§ Aim
Restate each of the lines given below, word for word.
>> START Entries
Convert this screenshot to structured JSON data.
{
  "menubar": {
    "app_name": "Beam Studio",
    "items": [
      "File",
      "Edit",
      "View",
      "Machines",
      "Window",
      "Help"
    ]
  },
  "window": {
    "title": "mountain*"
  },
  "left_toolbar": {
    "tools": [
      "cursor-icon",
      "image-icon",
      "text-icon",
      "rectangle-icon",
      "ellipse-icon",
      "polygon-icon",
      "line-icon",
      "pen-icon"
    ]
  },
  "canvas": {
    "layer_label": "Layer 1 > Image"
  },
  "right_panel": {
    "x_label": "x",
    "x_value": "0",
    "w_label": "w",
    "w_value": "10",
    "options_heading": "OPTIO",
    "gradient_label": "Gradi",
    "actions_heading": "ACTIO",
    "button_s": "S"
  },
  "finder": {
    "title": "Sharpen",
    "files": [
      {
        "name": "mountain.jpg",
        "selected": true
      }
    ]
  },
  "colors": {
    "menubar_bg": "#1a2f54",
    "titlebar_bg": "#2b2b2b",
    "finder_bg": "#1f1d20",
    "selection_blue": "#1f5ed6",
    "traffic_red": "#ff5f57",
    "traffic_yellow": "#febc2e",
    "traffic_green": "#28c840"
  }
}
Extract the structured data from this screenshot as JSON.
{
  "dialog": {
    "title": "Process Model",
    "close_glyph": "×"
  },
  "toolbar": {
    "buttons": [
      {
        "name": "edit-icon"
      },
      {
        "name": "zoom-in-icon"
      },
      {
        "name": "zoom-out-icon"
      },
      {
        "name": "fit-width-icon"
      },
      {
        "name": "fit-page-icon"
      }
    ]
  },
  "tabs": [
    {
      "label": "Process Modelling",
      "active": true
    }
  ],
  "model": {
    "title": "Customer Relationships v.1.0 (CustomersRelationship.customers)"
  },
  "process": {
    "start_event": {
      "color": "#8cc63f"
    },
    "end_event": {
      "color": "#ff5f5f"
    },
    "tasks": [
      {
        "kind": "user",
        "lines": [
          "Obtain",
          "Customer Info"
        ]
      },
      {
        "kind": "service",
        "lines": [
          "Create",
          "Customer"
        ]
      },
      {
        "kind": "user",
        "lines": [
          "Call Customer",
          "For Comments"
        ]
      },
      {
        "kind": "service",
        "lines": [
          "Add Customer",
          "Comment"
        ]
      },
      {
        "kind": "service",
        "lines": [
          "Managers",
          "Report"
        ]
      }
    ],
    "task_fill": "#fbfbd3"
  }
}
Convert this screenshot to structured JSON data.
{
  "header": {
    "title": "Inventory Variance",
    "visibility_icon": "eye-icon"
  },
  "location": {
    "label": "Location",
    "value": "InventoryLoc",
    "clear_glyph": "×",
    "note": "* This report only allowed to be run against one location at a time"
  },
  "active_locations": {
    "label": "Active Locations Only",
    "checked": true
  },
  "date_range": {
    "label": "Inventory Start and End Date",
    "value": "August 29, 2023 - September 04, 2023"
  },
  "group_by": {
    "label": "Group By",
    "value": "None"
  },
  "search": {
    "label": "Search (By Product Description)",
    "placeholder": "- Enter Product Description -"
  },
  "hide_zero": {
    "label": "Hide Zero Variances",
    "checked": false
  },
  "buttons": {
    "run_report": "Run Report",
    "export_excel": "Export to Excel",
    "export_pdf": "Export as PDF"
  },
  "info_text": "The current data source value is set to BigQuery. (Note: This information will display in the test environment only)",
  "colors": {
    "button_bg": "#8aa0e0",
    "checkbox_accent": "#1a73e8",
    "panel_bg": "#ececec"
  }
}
>> END Entries
§ Exercise result
Convert this screenshot to structured JSON data.
{
  "menubar": {
    "app_name": "Beam Studio",
    "items": [
      "File",
      "Edit",
      "View",
      "Machines",
      "Window",
      "Help"
    ]
  },
  "window": {
    "title": "mountain*"
  },
  "left_toolbar": {
    "tools": [
      "cursor-icon",
      "image-icon",
      "text-icon",
      "rectangle-icon",
      "ellipse-icon",
      "polygon-icon",
      "line-icon",
      "pen-icon"
    ]
  },
  "canvas": {
    "layer_label": "Layer 1 > Image"
  },
  "right_panel": {
    "x_label": "x",
    "x_value": "0",
    "w_label": "w",
    "w_value": "10",
    "options_heading": "OPTIO",
    "gradient_label": "Gradi",
    "actions_heading": "ACTIO",
    "button_s": "S"
  },
  "finder": {
    "title": "Sharpen",
    "files": [
      {
        "name": "mountain.jpg",
        "selected": true
      }
    ]
  },
  "colors": {
    "menubar_bg": "#1a2f54",
    "titlebar_bg": "#2b2b2b",
    "finder_bg": "#1f1d20",
    "selection_blue": "#1f5ed6",
    "traffic_red": "#ff5f57",
    "traffic_yellow": "#febc2e",
    "traffic_green": "#28c840"
  }
}
Extract the structured data from this screenshot as JSON.
{
  "dialog": {
    "title": "Process Model",
    "close_glyph": "×"
  },
  "toolbar": {
    "buttons": [
      {
        "name": "edit-icon"
      },
      {
        "name": "zoom-in-icon"
      },
      {
        "name": "zoom-out-icon"
      },
      {
        "name": "fit-width-icon"
      },
      {
        "name": "fit-page-icon"
      }
    ]
  },
  "tabs": [
    {
      "label": "Process Modelling",
      "active": true
    }
  ],
  "model": {
    "title": "Customer Relationships v.1.0 (CustomersRelationship.customers)"
  },
  "process": {
    "start_event": {
      "color": "#8cc63f"
    },
    "end_event": {
      "color": "#ff5f5f"
    },
    "tasks": [
      {
        "kind": "user",
        "lines": [
          "Obtain",
          "Customer Info"
        ]
      },
      {
        "kind": "service",
        "lines": [
          "Create",
          "Customer"
        ]
      },
      {
        "kind": "user",
        "lines": [
          "Call Customer",
          "For Comments"
        ]
      },
      {
        "kind": "service",
        "lines": [
          "Add Customer",
          "Comment"
        ]
      },
      {
        "kind": "service",
        "lines": [
          "Managers",
          "Report"
        ]
      }
    ],
    "task_fill": "#fbfbd3"
  }
}
Convert this screenshot to structured JSON data.
{
  "header": {
    "title": "Inventory Variance",
    "visibility_icon": "eye-icon"
  },
  "location": {
    "label": "Location",
    "value": "InventoryLoc",
    "clear_glyph": "×",
    "note": "* This report only allowed to be run against one location at a time"
  },
  "active_locations": {
    "label": "Active Locations Only",
    "checked": true
  },
  "date_range": {
    "label": "Inventory Start and End Date",
    "value": "August 29, 2023 - September 04, 2023"
  },
  "group_by": {
    "label": "Group By",
    "value": "None"
  },
  "search": {
    "label": "Search (By Product Description)",
    "placeholder": "- Enter Product Description -"
  },
  "hide_zero": {
    "label": "Hide Zero Variances",
    "checked": false
  },
  "buttons": {
    "run_report": "Run Report",
    "export_excel": "Export to Excel",
    "export_pdf": "Export as PDF"
  },
  "info_text": "The current data source value is set to BigQuery. (Note: This information will display in the test environment only)",
  "colors": {
    "button_bg": "#8aa0e0",
    "checkbox_accent": "#1a73e8",
    "panel_bg": "#ececec"
  }
}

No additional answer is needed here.